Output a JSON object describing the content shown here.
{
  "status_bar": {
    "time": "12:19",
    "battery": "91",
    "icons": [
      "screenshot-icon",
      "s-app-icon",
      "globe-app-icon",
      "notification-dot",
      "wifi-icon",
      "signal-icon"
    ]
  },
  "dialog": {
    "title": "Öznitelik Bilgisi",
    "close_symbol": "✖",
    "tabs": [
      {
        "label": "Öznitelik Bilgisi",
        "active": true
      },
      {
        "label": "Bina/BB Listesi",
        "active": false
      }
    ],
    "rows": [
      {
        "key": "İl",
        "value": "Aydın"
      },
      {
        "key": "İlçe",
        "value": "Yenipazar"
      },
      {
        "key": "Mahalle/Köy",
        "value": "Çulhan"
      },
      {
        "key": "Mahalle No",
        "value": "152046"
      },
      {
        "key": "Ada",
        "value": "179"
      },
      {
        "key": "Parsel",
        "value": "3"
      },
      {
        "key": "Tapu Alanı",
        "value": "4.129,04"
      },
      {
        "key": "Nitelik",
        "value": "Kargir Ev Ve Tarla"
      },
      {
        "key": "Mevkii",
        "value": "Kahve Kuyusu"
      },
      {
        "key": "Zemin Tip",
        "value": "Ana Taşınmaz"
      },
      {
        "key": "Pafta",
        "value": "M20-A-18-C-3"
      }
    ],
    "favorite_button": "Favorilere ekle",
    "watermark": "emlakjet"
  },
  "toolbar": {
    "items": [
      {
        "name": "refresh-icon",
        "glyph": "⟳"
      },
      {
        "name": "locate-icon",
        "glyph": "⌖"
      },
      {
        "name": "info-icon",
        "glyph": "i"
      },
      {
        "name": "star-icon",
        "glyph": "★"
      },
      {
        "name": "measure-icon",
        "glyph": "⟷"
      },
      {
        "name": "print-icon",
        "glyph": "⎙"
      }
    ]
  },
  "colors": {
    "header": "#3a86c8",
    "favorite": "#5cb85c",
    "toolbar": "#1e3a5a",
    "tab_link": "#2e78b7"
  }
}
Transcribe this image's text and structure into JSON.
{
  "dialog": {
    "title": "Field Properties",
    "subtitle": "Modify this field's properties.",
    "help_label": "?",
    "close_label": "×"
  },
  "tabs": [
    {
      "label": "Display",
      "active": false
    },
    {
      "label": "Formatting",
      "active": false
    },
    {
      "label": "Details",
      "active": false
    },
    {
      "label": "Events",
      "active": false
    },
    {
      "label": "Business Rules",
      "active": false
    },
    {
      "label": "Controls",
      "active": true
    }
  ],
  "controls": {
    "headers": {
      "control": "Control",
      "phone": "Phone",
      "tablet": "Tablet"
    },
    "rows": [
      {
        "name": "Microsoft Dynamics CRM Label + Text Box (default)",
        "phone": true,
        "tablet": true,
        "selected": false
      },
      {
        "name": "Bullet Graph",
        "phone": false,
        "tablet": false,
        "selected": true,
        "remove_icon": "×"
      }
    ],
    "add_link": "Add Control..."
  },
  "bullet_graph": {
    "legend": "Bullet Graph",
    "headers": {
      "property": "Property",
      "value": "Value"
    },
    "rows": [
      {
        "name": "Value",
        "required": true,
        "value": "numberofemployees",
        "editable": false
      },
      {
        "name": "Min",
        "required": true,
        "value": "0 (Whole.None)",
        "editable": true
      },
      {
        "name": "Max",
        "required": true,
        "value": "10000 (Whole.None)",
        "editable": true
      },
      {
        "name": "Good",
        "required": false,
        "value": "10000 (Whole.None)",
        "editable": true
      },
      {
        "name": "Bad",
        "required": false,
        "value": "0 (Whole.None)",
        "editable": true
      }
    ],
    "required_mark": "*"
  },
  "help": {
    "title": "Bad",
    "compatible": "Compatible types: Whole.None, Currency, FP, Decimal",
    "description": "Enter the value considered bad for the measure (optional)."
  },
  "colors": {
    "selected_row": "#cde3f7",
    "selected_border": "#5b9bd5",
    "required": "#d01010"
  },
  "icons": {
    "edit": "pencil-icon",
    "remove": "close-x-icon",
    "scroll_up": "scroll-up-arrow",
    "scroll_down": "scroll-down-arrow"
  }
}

□ □ □ □ □

Print all of the data exactly as it was given.

◆ ANSWER TO THE EXERCISE:
Output a JSON object describing the content shown here.
{
  "status_bar": {
    "time": "12:19",
    "battery": "91",
    "icons": [
      "screenshot-icon",
      "s-app-icon",
      "globe-app-icon",
      "notification-dot",
      "wifi-icon",
      "signal-icon"
    ]
  },
  "dialog": {
    "title": "Öznitelik Bilgisi",
    "close_symbol": "✖",
    "tabs": [
      {
        "label": "Öznitelik Bilgisi",
        "active": true
      },
      {
        "label": "Bina/BB Listesi",
        "active": false
      }
    ],
    "rows": [
      {
        "key": "İl",
        "value": "Aydın"
      },
      {
        "key": "İlçe",
        "value": "Yenipazar"
      },
      {
        "key": "Mahalle/Köy",
        "value": "Çulhan"
      },
      {
        "key": "Mahalle No",
        "value": "152046"
      },
      {
        "key": "Ada",
        "value": "179"
      },
      {
        "key": "Parsel",
        "value": "3"
      },
      {
        "key": "Tapu Alanı",
        "value": "4.129,04"
      },
      {
        "key": "Nitelik",
        "value": "Kargir Ev Ve Tarla"
      },
      {
        "key": "Mevkii",
        "value": "Kahve Kuyusu"
      },
      {
        "key": "Zemin Tip",
        "value": "Ana Taşınmaz"
      },
      {
        "key": "Pafta",
        "value": "M20-A-18-C-3"
      }
    ],
    "favorite_button": "Favorilere ekle",
    "watermark": "emlakjet"
  },
  "toolbar": {
    "items": [
      {
        "name": "refresh-icon",
        "glyph": "⟳"
      },
      {
        "name": "locate-icon",
        "glyph": "⌖"
      },
      {
        "name": "info-icon",
        "glyph": "i"
      },
      {
        "name": "star-icon",
        "glyph": "★"
      },
      {
        "name": "measure-icon",
        "glyph": "⟷"
      },
      {
        "name": "print-icon",
        "glyph": "⎙"
      }
    ]
  },
  "colors": {
    "header": "#3a86c8",
    "favorite": "#5cb85c",
    "toolbar": "#1e3a5a",
    "tab_link": "#2e78b7"
  }
}
Transcribe this image's text and structure into JSON.
{
  "dialog": {
    "title": "Field Properties",
    "subtitle": "Modify this field's properties.",
    "help_label": "?",
    "close_label": "×"
  },
  "tabs": [
    {
      "label": "Display",
      "active": false
    },
    {
      "label": "Formatting",
      "active": false
    },
    {
      "label": "Details",
      "active": false
    },
    {
      "label": "Events",
      "active": false
    },
    {
      "label": "Business Rules",
      "active": false
    },
    {
      "label": "Controls",
      "active": true
    }
  ],
  "controls": {
    "headers": {
      "control": "Control",
      "phone": "Phone",
      "tablet": "Tablet"
    },
    "rows": [
      {
        "name": "Microsoft Dynamics CRM Label + Text Box (default)",
        "phone": true,
        "tablet": true,
        "selected": false
      },
      {
        "name": "Bullet Graph",
        "phone": false,
        "tablet": false,
        "selected": true,
        "remove_icon": "×"
      }
    ],
    "add_link": "Add Control..."
  },
  "bullet_graph": {
    "legend": "Bullet Graph",
    "headers": {
      "property": "Property",
      "value": "Value"
    },
    "rows": [
      {
        "name": "Value",
        "required": true,
        "value": "numberofemployees",
        "editable": false
      },
      {
        "name": "Min",
        "required": true,
        "value": "0 (Whole.None)",
        "editable": true
      },
      {
        "name": "Max",
        "required": true,
        "value": "10000 (Whole.None)",
        "editable": true
      },
      {
        "name": "Good",
        "required": false,
        "value": "10000 (Whole.None)",
        "editable": true
      },
      {
        "name": "Bad",
        "required": false,
        "value": "0 (Whole.None)",
        "editable": true
      }
    ],
    "required_mark": "*"
  },
  "help": {
    "title": "Bad",
    "compatible": "Compatible types: Whole.None, Currency, FP, Decimal",
    "description": "Enter the value considered bad for the measure (optional)."
  },
  "colors": {
    "selected_row": "#cde3f7",
    "selected_border": "#5b9bd5",
    "required": "#d01010"
  },
  "icons": {
    "edit": "pencil-icon",
    "remove": "close-x-icon",
    "scroll_up": "scroll-up-arrow",
    "scroll_down": "scroll-down-arrow"
  }
}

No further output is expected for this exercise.